Text segment
* START *
I know this because I own a convertible - a fairly old, slow, rattly one. It’s from a time when even the most mundane cars had convertible options. Remember the Holden Cascada or Ford Focus cabriolets? Less of a ‘blue vs red’ rivalry than the Bathurst 1000, for sure.
The Europeans in particular loved them, Peugeot’s hatchbacks, the VW Eos, Saab, Audi, BMW. All their entry-grade cars had drop-top options at one stage or another.
Now, if you want to buy a drop-top for less than six-figures in Australia, the options are extremely slim. A Mazda MX-5 was probably been the first thing that came to mind, and the Mini Cooper is still available with a soft roof, but north of that there’s the somewhat costly Ford Mustang.
If you’re keen to be seen, the electric MG Cyberster is $99,900 before on-roads, but if you’re a keen driver it would be low down on my personal list of recommendations.
Everything else starts getting out of reach for most people, if you don’t already consider more than $90,000 for a drop-top Mustang out of reach.
Without getting too complex, there are a few factors contributing to the drop-off in drop-tops and most can be categorised as coming down to money, safety or taste.
The first is self-explanatory. Convertibles have more moving parts and are built (and bought) in smaller volumes. Add a few thousand to the cost of building a car because it has more moving parts and requires some extra manufacturing steps, then suddenly the customer is paying an even larger margin and a $40,000 small sedan becomes a $50,000 cabriolet.
Even today, a Mustang GT Convertible is almost $6000 more than the equivalent hard-top. The gap is a little more in Mini Land (where the starting prices are lower and so the per cent increase becomes higher).
If you’re a company looking to cut costs, culling the cost of developing a convertible alongside a sedan or hatch seems as unfortunately effective as nixing the development of your manual gearbox when everyone starts buying automatics.
* END *
Dataset section
* START *
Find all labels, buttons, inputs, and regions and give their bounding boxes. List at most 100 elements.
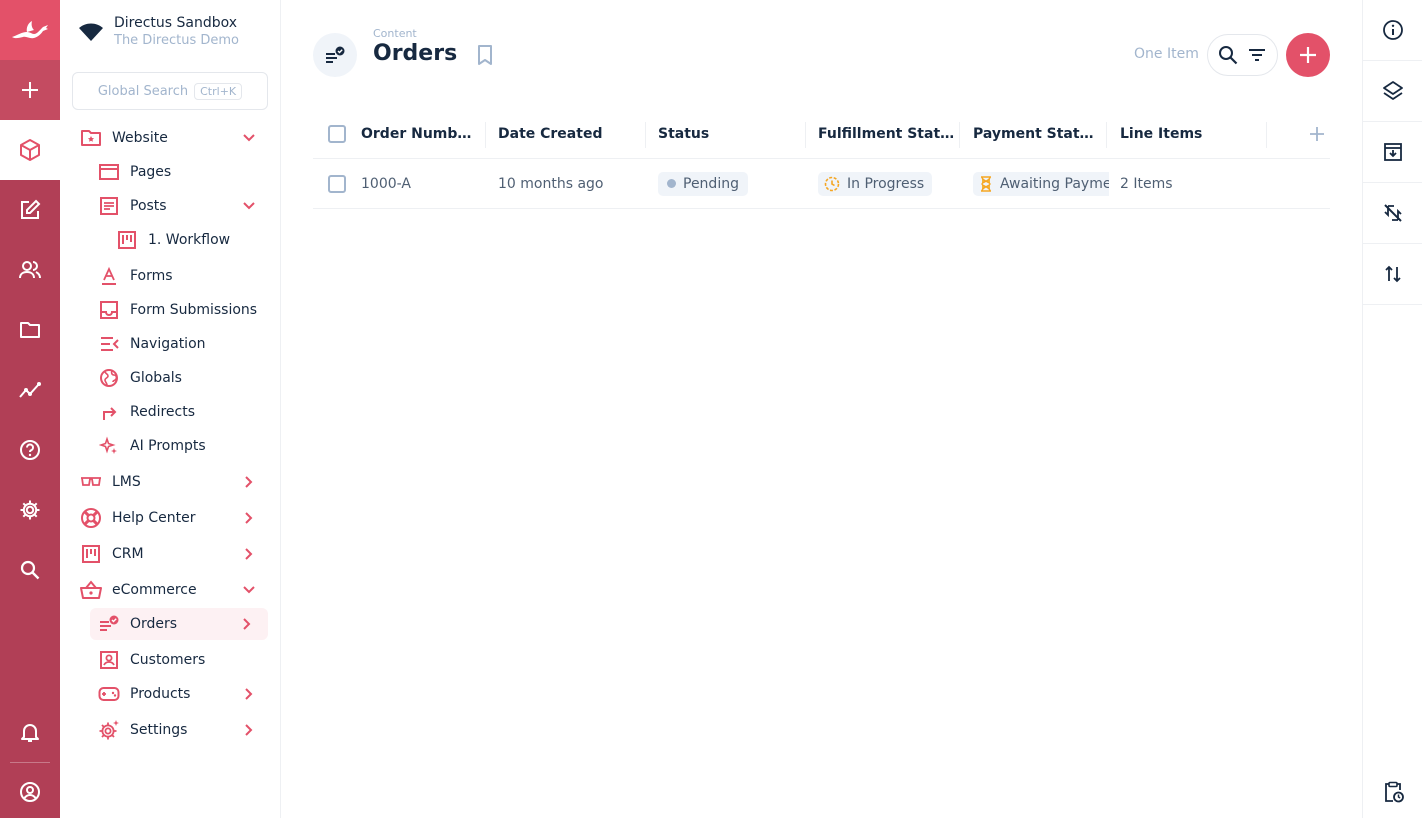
* END *
Work to complete
[1] In the text about convertibles, translate this sentence into Spanish: "Even today, a Mustang GT Convertible is almost $6000 more than the equivalent hard-top."
[2] Carry on the piece about the decline of convertibles in Australia, starting right after its last sentence.
The material has no connection to the text about convertibles.

Results
[1] Incluso hoy, un Mustang GT Convertible cuesta casi $6000 más que la versión equivalente con techo rígido.

[2]
But then there are the factors that come down to preference or perception - one being that convertibles seem less safe than other cars. And the fact is that in many ways they are. The most obvious concern is if your car somehow goes wheels-up, there’s a lot less between you and the ground.
The rest of the car will be less rigid because of the lack of ‘finished’ structure, the same way a matchbox is harder to twist when it’s in the cardboard sleeve.
But convertibles must still pass all the same design rules (ADRs here in Australia) to be sold. Perhaps companies decided the costs (again) of meeting those were simply not worth having a convertible in the line-up.
Because of their lower sales volume, convertibles also weren’t often chosen for crash testing. At the start of the decade, a study by the Insurance Institute for Highway Safety (IIHS) in the US found that while there was ‘no added risk’ to driving a convertible, decisions made by drivers such as not wearing a seatbelt or driving under the influence of alcohol made convertibles far more dangerous than other cars.
“Convertible drivers were slightly more likely to be wearing seat belts and slightly less likely to be speeding, though they were a bit more likely to be impaired by alcohol.”
That last part sparked a thought, is a convertible something you’re more likely to drive if you’re seeking a ‘good time’?
Does driving a convertible make it seem like you’re not as serious? More likely to make a frivolous decision?
Is it simply tacky to be a ‘convertible person’?
As well as the economics of convertibles being harder to justify in the boardroom of a car brand, there’s one more thing that’s probably doing it.
New-car buying habits have changed a fair bit since the turn of the century. We’re seeing SUVs and utes at the top of the charts rather than the once-ubiquitous sedans and hatchbacks.
No one has tried, at least not commercially or socially successfully, to create a convertible version of an SUV or a ute.
The exception, apparently, was the popular but short-lived VW T-Roc convertible, but I'm of the opinion that everyone in Europe who bought one suffered some kind of shared psychosis.
And remember the Range Rover Evoque Convertible? Given how drawn to SUVs people have become, maybe it’s for the best that our most popular new cars are no longer coming in soft-top form. A look at the Evoque Convertible will convince you.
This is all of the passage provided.